[Dataset items]
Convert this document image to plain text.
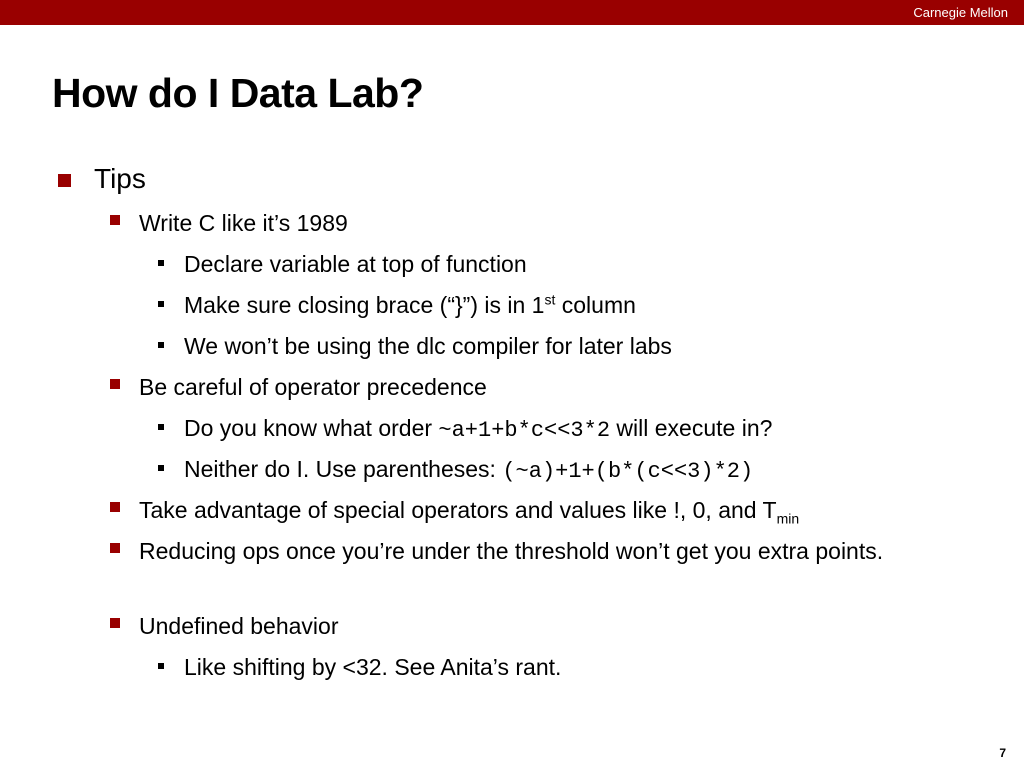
Carnegie Mellon
How do I Data Lab?
Tips
Write C like it’s 1989
Declare variable at top of function
Make sure closing brace (“}”) is in 1st column
We won’t be using the dlc compiler for later labs
Be careful of operator precedence
Do you know what order ~a+1+b*c<<3*2 will execute in?
Neither do I. Use parentheses: (~a)+1+(b*(c<<3)*2)
Take advantage of special operators and values like !, 0, and $T_{min}$
Reducing ops once you’re under the threshold won’t get you extra points.
Undefined behavior
Like shifting by <32. See Anita’s rant.
7
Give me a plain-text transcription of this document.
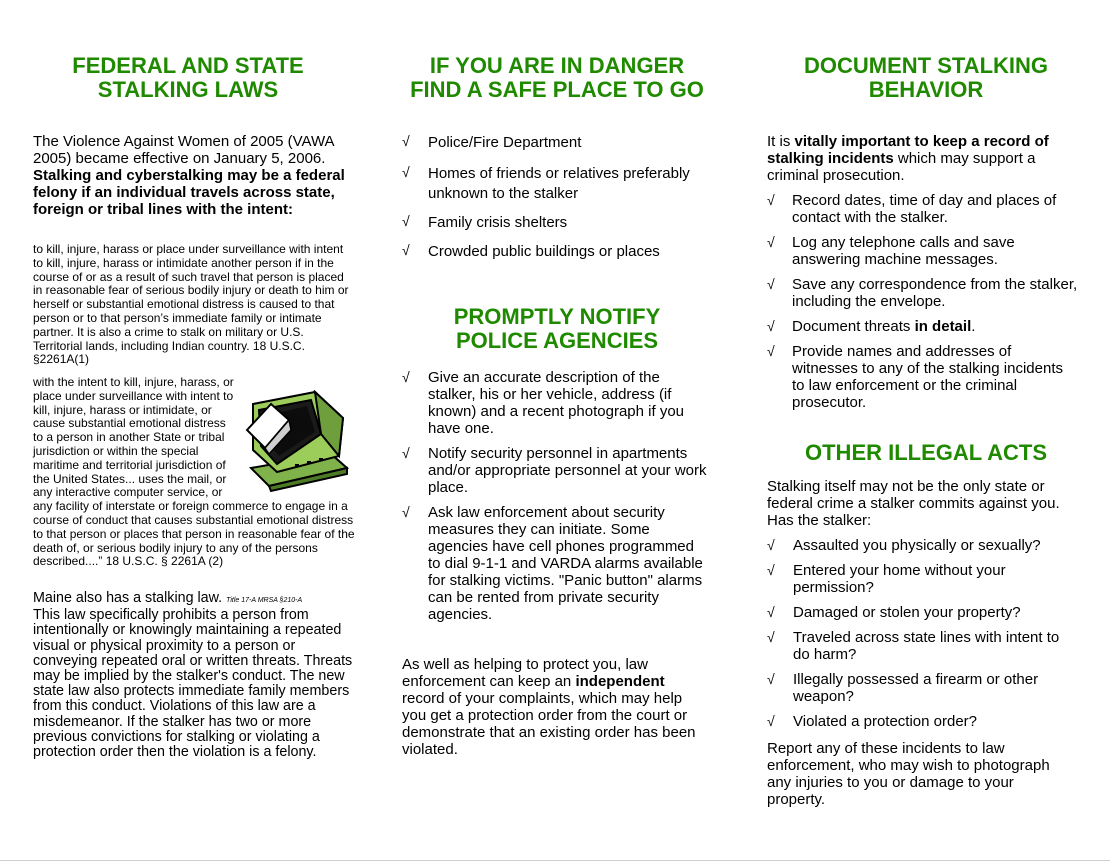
FEDERAL AND STATE
STALKING LAWS

The Violence Against Women of 2005 (VAWA 2005) became effective on January 5, 2006. Stalking and cyberstalking may be a federal felony if an individual travels across state, foreign or tribal lines with the intent:

to kill, injure, harass or place under surveillance with intent to kill, injure, harass or intimidate another person if in the course of or as a result of such travel that person is placed in reasonable fear of serious bodily injury or death to him or herself or substantial emotional distress is caused to that person or to that person’s immediate family or intimate partner. It is also a crime to stalk on military or U.S. Territorial lands, including Indian country. 18 U.S.C. §2261A(1)

with the intent to kill, injure, harass, or place under surveillance with intent to kill, injure, harass or intimidate, or cause substantial emotional distress to a person in another State or tribal jurisdiction or within the special maritime and territorial jurisdiction of the United States... uses the mail, or any interactive computer service, or any facility of interstate or foreign commerce to engage in a course of conduct that causes substantial emotional distress to that person or places that person in reasonable fear of the death of, or serious bodily injury to any of the persons described....” 18 U.S.C. § 2261A (2)

Maine also has a stalking law. Title 17-A MRSA §210-A
This law specifically prohibits a person from intentionally or knowingly maintaining a repeated visual or physical proximity to a person or conveying repeated oral or written threats. Threats may be implied by the stalker's conduct. The new state law also protects immediate family members from this conduct. Violations of this law are a misdemeanor. If the stalker has two or more previous convictions for stalking or violating a protection order then the violation is a felony.

IF YOU ARE IN DANGER
FIND A SAFE PLACE TO GO
√	Police/Fire Department
√	Homes of friends or relatives preferably unknown to the stalker
√	Family crisis shelters
√	Crowded public buildings or places
PROMPTLY NOTIFY
POLICE AGENCIES
√	Give an accurate description of the stalker, his or her vehicle, address (if known) and a recent photograph if you have one.
√	Notify security personnel in apartments and/or appropriate personnel at your work place.
√	Ask law enforcement about security measures they can initiate. Some agencies have cell phones programmed to dial 9-1-1 and VARDA alarms available for stalking victims. "Panic button" alarms can be rented from private security agencies.

As well as helping to protect you, law enforcement can keep an independent record of your complaints, which may help you get a protection order from the court or demonstrate that an existing order has been violated.

DOCUMENT STALKING
BEHAVIOR

It is vitally important to keep a record of stalking incidents which may support a criminal prosecution.

√	Record dates, time of day and places of contact with the stalker.
√	Log any telephone calls and save answering machine messages.
√	Save any correspondence from the stalker, including the envelope.
√	Document threats in detail.
√	Provide names and addresses of witnesses to any of the stalking incidents to law enforcement or the criminal prosecutor.
OTHER ILLEGAL ACTS

Stalking itself may not be the only state or federal crime a stalker commits against you. Has the stalker:

√	Assaulted you physically or sexually?
√	Entered your home without your permission?
√	Damaged or stolen your property?
√	Traveled across state lines with intent to do harm?
√	Illegally possessed a firearm or other weapon?
√	Violated a protection order?

Report any of these incidents to law enforcement, who may wish to photograph any injuries to you or damage to your property.
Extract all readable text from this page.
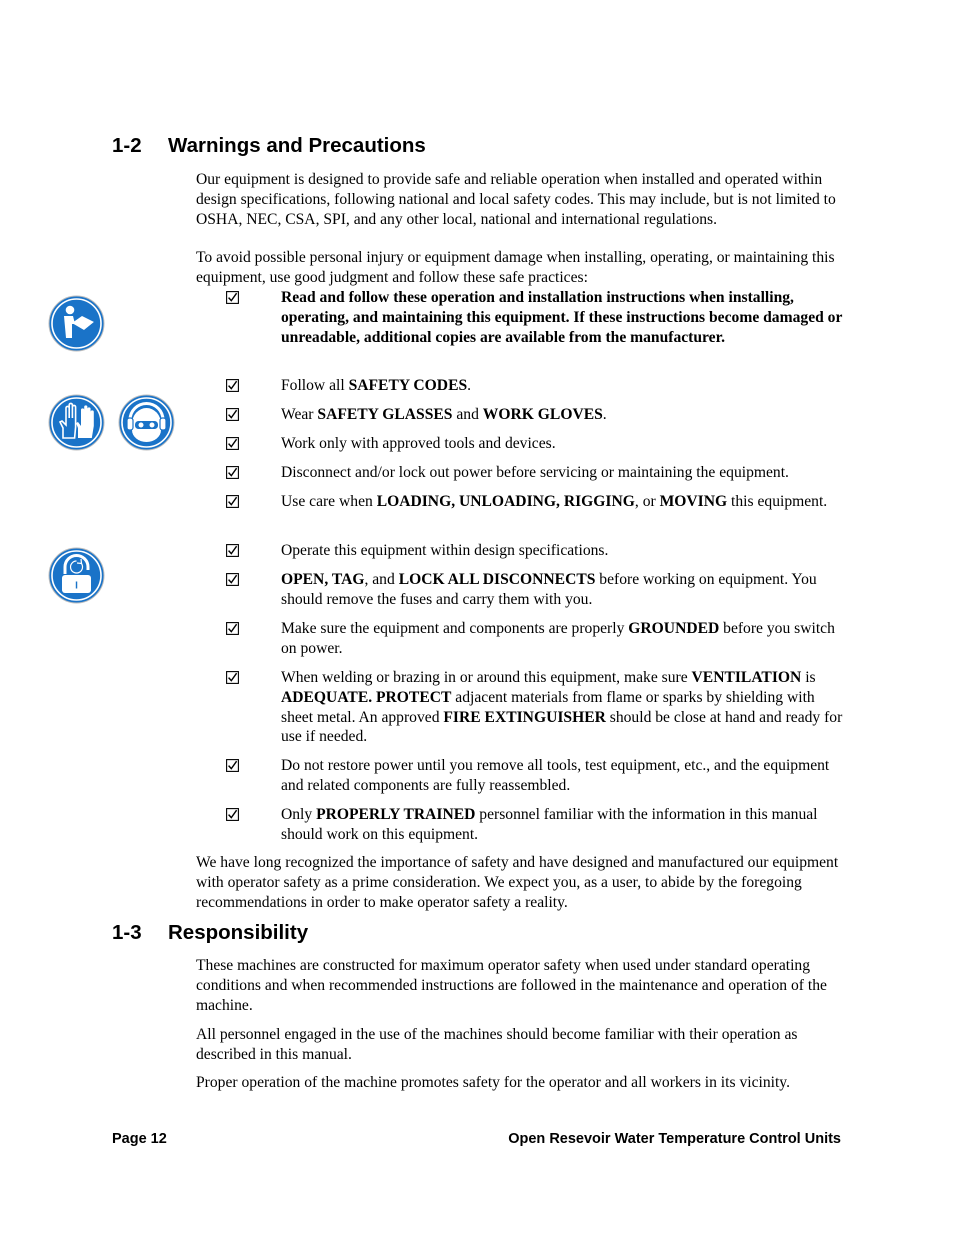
1-2 Warnings and Precautions

Our equipment is designed to provide safe and reliable operation when installed and operated within design specifications, following national and local safety codes. This may include, but is not limited to OSHA, NEC, CSA, SPI, and any other local, national and international regulations.

To avoid possible personal injury or equipment damage when installing, operating, or maintaining this equipment, use good judgment and follow these safe practices:

Read and follow these operation and installation instructions when installing, operating, and maintaining this equipment. If these instructions become damaged or unreadable, additional copies are available from the manufacturer.
Follow all SAFETY CODES.
Wear SAFETY GLASSES and WORK GLOVES.
Work only with approved tools and devices.
Disconnect and/or lock out power before servicing or maintaining the equipment.
Use care when LOADING, UNLOADING, RIGGING, or MOVING this equipment.
Operate this equipment within design specifications.
OPEN, TAG, and LOCK ALL DISCONNECTS before working on equipment. You should remove the fuses and carry them with you.
Make sure the equipment and components are properly GROUNDED before you switch on power.
When welding or brazing in or around this equipment, make sure VENTILATION is ADEQUATE. PROTECT adjacent materials from flame or sparks by shielding with sheet metal. An approved FIRE EXTINGUISHER should be close at hand and ready for use if needed.
Do not restore power until you remove all tools, test equipment, etc., and the equipment and related components are fully reassembled.
Only PROPERLY TRAINED personnel familiar with the information in this manual should work on this equipment.

We have long recognized the importance of safety and have designed and manufactured our equipment with operator safety as a prime consideration. We expect you, as a user, to abide by the foregoing recommendations in order to make operator safety a reality.

1-3 Responsibility

These machines are constructed for maximum operator safety when used under standard operating conditions and when recommended instructions are followed in the maintenance and operation of the machine.

All personnel engaged in the use of the machines should become familiar with their operation as described in this manual.

Proper operation of the machine promotes safety for the operator and all workers in its vicinity.

I
Page 12	Open Resevoir Water Temperature Control Units
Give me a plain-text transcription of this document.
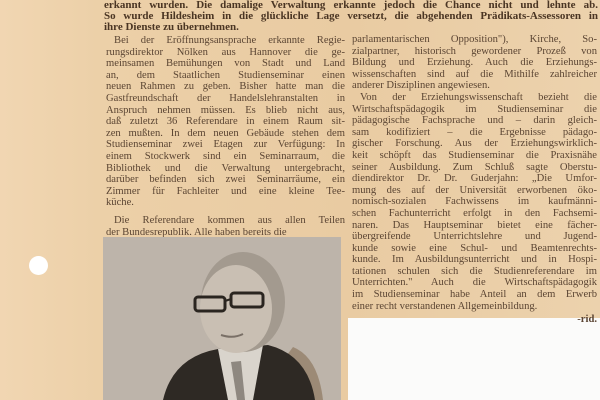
erkannt wurden. Die damalige Verwaltung erkannte jedoch die Chance nicht und lehnte ab.
So wurde Hildesheim in die glückliche Lage versetzt, die abgehenden Prädikats-Assessoren in
ihre Dienste zu übernehmen.
Bei der Eröffnungsansprache erkannte Regie-
rungsdirektor Nölken aus Hannover die ge-
meinsamen Bemühungen von Stadt und Land
an, dem Staatlichen Studienseminar einen
neuen Rahmen zu geben. Bisher hatte man die
Gastfreundschaft der Handelslehranstalten in
Anspruch nehmen müssen. Es blieb nicht aus,
daß zuletzt 36 Referendare in einem Raum sit-
zen mußten. In dem neuen Gebäude stehen dem
Studienseminar zwei Etagen zur Verfügung: In
einem Stockwerk sind ein Seminarraum, die
Bibliothek und die Verwaltung untergebracht,
darüber befinden sich zwei Seminarräume, ein
Zimmer für Fachleiter und eine kleine Tee-
küche.
Die Referendare kommen aus allen Teilen
der Bundesrepublik. Alle haben bereits die
parlamentarischen Opposition"), Kirche, So-
zialpartner, historisch gewordener Prozeß von
Bildung und Erziehung. Auch die Erziehungs-
wissenschaften sind auf die Mithilfe zahlreicher
anderer Disziplinen angewiesen.
Von der Erziehungswissenschaft bezieht die
Wirtschaftspädagogik im Studienseminar die
pädagogische Fachsprache und – darin gleich-
sam kodifiziert – die Ergebnisse pädago-
gischer Forschung. Aus der Erziehungswirklich-
keit schöpft das Studienseminar die Praxisnähe
seiner Ausbildung. Zum Schluß sagte Oberstu-
diendirektor Dr. Dr. Guderjahn: „Die Umfor-
mung des auf der Universität erworbenen öko-
nomisch-sozialen Fachwissens im kaufmänni-
schen Fachunterricht erfolgt in den Fachsemi-
naren. Das Hauptseminar bietet eine fächer-
übergreifende Unterrichtslehre und Jugend-
kunde sowie eine Schul- und Beamtenrechts-
kunde. Im Ausbildungsunterricht und in Hospi-
tationen schulen sich die Studienreferendare im
Unterrichten." Auch die Wirtschaftspädagogik
im Studienseminar habe Anteil an dem Erwerb
einer recht verstandenen Allgemeinbildung.
-rid.
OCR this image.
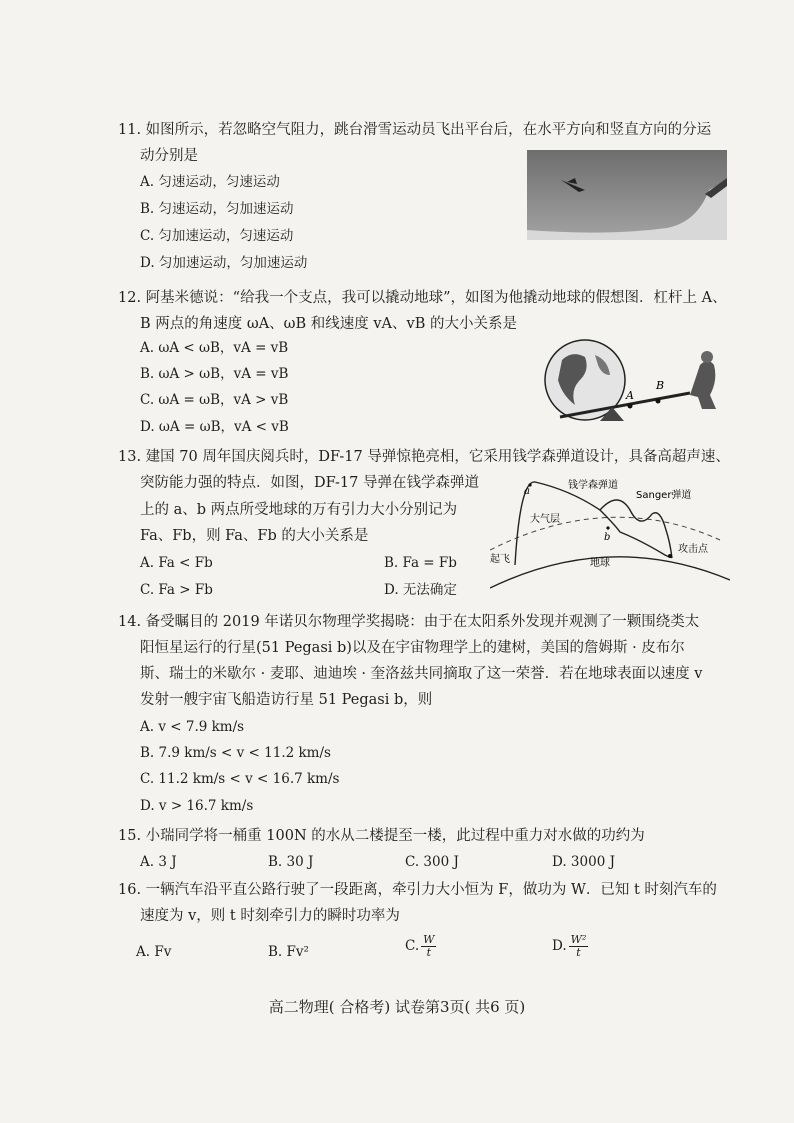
11. 如图所示，若忽略空气阻力，跳台滑雪运动员飞出平台后，在水平方向和竖直方向的分运
动分别是
A. 匀速运动，匀速运动
B. 匀速运动，匀加速运动
C. 匀加速运动，匀速运动
D. 匀加速运动，匀加速运动
12. 阿基米德说：“给我一个支点，我可以撬动地球”，如图为他撬动地球的假想图．杠杆上 A、
B 两点的角速度 ωA、ωB 和线速度 vA、vB 的大小关系是
A. ωA < ωB，vA = vB
B. ωA > ωB，vA = vB
C. ωA = ωB，vA > vB
D. ωA = ωB，vA < vB
A
B
13. 建国 70 周年国庆阅兵时，DF-17 导弹惊艳亮相，它采用钱学森弹道设计，具备高超声速、
突防能力强的特点．如图，DF-17 导弹在钱学森弹道
上的 a、b 两点所受地球的万有引力大小分别记为
Fa、Fb，则 Fa、Fb 的大小关系是
A. Fa < Fb	B. Fa = Fb
C. Fa > Fb	D. 无法确定
a
b
钱学森弹道
Sanger弹道
大气层
起飞	地球
攻击点
14. 备受瞩目的 2019 年诺贝尔物理学奖揭晓：由于在太阳系外发现并观测了一颗围绕类太
阳恒星运行的行星(51 Pegasi b)以及在宇宙物理学上的建树，美国的詹姆斯 · 皮布尔
斯、瑞士的米歇尔 · 麦耶、迪迪埃 · 奎洛兹共同摘取了这一荣誉．若在地球表面以速度 v
发射一艘宇宙飞船造访行星 51 Pegasi b，则
A. v < 7.9 km/s
B. 7.9 km/s < v < 11.2 km/s
C. 11.2 km/s < v < 16.7 km/s
D. v > 16.7 km/s
15. 小瑞同学将一桶重 100N 的水从二楼提至一楼，此过程中重力对水做的功约为
A. 3 J	B. 30 J	C. 300 J	D. 3000 J
16. 一辆汽车沿平直公路行驶了一段距离，牵引力大小恒为 F，做功为 W．已知 t 时刻汽车的
速度为 v，则 t 时刻牵引力的瞬时功率为
A. Fv	B. Fv²	C. $\frac{W}{t}$	D. $\frac{\text{W²}}{t}$
高二物理( 合格考) 试卷第3页( 共6 页)
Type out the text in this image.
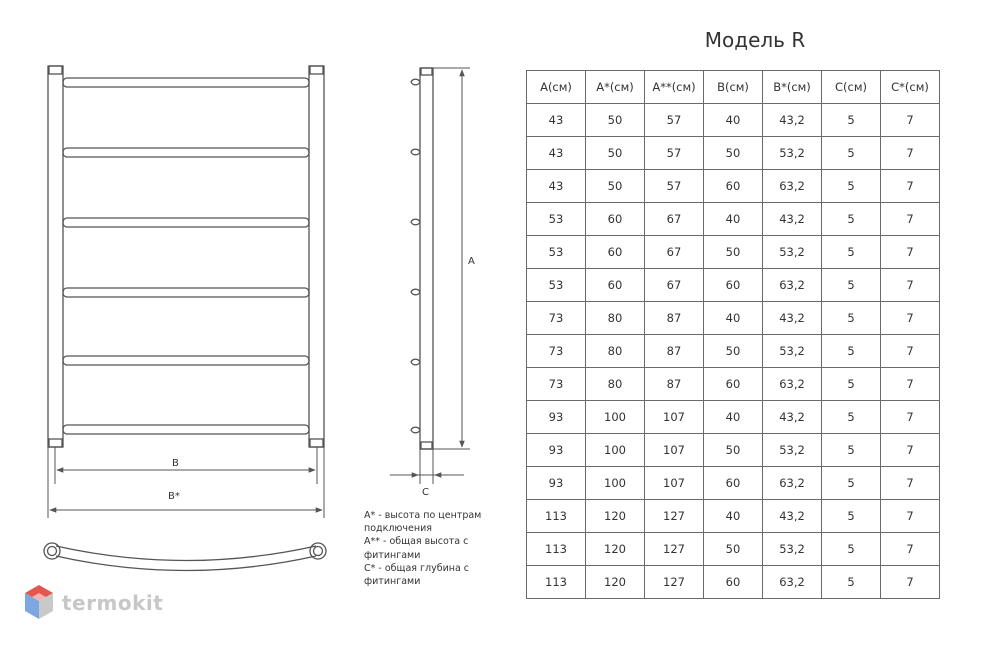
B
B*
A
C
Модель R
A(см)	A*(см)	A**(см)	B(см)	B*(см)	C(см)	C*(см)
43	50	57	40	43,2	5	7
43	50	57	50	53,2	5	7
43	50	57	60	63,2	5	7
53	60	67	40	43,2	5	7
53	60	67	50	53,2	5	7
53	60	67	60	63,2	5	7
73	80	87	40	43,2	5	7
73	80	87	50	53,2	5	7
73	80	87	60	63,2	5	7
93	100	107	40	43,2	5	7
93	100	107	50	53,2	5	7
93	100	107	60	63,2	5	7
113	120	127	40	43,2	5	7
113	120	127	50	53,2	5	7
113	120	127	60	63,2	5	7
A* - высота по центрам
подключения
A** - общая высота с
фитингами
C* - общая глубина с
фитингами
termokit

Stated goal: Gather each line from the listing above that holds "have".

Response to the task:
√	Give an accurate description of the stalker, his or her vehicle, address (if known) and a recent photograph if you have one.
√	Ask law enforcement about security measures they can initiate. Some agencies have cell phones programmed to dial 9-1-1 and VARDA alarms available for stalking victims. "Panic button" alarms can be rented from private security agencies.
We have long recognized the importance of safety and have designed and manufactured our equipment with operator safety as a prime consideration. We expect you, as a user, to abide by the foregoing recommendations in order to make operator safety a reality.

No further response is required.